= Exercise requirements =
Check each line of the records below and collect those that include the word "about".

= Provided records =
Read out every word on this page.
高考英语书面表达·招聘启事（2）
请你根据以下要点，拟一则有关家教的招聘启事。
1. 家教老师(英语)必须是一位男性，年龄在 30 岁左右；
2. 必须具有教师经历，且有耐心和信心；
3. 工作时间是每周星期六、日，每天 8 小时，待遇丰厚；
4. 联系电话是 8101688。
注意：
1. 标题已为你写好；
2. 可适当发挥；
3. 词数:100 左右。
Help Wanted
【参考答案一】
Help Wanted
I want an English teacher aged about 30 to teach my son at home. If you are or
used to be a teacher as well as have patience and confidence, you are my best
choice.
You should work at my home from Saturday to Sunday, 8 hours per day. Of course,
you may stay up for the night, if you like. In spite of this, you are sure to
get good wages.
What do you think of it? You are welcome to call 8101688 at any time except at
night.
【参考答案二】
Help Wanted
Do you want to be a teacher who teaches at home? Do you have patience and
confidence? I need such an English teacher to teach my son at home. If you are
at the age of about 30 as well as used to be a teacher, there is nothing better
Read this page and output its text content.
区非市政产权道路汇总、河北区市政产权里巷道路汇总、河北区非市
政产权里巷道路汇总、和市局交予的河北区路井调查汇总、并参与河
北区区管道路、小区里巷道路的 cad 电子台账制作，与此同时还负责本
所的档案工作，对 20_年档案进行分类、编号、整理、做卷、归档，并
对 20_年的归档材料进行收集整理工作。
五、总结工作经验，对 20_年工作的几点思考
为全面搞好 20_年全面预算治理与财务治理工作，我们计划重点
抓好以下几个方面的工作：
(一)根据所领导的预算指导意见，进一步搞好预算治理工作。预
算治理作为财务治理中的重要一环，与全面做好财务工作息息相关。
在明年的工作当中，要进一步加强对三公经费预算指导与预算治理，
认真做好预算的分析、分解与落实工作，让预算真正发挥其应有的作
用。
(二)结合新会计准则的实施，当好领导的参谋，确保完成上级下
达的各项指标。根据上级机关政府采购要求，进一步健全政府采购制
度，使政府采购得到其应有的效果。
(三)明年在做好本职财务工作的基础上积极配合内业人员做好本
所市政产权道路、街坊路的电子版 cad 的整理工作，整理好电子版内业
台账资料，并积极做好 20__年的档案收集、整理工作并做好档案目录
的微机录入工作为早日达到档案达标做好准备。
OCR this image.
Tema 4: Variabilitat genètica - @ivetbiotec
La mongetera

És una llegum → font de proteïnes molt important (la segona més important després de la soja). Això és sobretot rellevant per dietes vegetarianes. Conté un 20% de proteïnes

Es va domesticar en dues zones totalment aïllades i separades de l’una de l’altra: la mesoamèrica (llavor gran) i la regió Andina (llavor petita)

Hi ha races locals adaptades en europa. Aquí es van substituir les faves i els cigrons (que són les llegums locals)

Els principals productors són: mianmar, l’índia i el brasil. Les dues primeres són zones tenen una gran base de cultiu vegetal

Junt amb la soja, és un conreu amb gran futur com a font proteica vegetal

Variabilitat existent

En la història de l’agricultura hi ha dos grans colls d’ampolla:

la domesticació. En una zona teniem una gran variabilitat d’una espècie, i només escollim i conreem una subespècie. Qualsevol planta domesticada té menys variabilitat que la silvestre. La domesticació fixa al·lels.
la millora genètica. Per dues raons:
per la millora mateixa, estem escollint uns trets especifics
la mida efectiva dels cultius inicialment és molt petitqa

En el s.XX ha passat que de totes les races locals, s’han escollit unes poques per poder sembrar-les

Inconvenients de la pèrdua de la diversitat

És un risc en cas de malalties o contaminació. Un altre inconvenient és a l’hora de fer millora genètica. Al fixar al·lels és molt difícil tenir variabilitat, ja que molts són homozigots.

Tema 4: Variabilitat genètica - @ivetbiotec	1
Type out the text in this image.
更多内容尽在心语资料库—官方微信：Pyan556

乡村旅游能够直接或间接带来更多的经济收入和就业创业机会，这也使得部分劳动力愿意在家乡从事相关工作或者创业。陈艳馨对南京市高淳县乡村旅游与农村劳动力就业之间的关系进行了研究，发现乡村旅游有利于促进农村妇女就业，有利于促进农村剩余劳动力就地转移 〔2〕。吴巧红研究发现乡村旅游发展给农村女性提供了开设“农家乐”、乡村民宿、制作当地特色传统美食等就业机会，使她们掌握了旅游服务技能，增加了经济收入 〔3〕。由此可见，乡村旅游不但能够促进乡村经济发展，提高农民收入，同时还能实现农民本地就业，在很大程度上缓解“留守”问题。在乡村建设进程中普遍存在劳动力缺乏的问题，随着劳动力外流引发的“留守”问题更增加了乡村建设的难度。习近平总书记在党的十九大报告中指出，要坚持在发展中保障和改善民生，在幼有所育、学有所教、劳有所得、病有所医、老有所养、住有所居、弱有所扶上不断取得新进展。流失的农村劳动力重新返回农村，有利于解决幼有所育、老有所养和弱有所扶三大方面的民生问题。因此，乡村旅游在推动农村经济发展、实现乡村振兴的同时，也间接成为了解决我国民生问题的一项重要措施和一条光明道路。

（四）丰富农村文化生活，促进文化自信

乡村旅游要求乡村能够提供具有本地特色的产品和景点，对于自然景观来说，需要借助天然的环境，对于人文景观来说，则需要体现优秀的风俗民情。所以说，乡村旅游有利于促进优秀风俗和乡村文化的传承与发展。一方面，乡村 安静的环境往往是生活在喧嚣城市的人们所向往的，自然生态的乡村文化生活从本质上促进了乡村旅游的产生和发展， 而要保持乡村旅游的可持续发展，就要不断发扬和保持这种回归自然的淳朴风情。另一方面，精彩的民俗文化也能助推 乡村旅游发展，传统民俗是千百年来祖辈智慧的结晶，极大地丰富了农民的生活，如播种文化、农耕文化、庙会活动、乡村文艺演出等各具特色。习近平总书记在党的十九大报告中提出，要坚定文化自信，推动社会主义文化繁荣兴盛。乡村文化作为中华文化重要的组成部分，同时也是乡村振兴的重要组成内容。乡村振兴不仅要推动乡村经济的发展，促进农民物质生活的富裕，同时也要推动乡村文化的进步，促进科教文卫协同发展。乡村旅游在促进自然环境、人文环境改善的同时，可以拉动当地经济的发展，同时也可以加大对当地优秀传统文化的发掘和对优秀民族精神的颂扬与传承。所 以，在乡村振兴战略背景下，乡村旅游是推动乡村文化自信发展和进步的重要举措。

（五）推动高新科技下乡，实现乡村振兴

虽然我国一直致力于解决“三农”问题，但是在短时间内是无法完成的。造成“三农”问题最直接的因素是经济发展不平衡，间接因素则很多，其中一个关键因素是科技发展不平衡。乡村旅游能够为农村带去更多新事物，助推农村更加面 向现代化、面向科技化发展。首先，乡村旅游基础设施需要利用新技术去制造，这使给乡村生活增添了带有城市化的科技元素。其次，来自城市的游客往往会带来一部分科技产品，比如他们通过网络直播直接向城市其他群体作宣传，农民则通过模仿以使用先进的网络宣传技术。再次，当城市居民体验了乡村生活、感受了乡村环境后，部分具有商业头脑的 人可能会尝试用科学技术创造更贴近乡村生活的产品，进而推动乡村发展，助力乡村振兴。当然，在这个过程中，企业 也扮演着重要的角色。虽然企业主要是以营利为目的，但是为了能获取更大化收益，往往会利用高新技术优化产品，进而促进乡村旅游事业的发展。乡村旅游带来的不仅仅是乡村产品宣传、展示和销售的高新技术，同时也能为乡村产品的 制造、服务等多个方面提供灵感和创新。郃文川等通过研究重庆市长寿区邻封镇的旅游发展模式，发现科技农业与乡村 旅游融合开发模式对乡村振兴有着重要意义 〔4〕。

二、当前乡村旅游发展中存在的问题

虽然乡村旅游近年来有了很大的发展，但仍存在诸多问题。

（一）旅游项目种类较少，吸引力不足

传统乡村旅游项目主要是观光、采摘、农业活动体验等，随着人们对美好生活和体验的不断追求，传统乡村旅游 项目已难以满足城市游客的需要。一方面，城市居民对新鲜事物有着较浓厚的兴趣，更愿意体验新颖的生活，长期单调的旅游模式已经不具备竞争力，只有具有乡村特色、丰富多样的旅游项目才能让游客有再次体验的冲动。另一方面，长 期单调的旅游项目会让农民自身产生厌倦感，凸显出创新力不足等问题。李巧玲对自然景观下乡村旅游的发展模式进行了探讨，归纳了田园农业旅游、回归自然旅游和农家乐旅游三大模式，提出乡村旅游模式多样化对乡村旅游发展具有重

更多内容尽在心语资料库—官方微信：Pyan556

= Answer to the problem =
I want an English teacher aged about 30 to teach my son at home. If you are or
at the age of about 30 as well as used to be a teacher, there is nothing better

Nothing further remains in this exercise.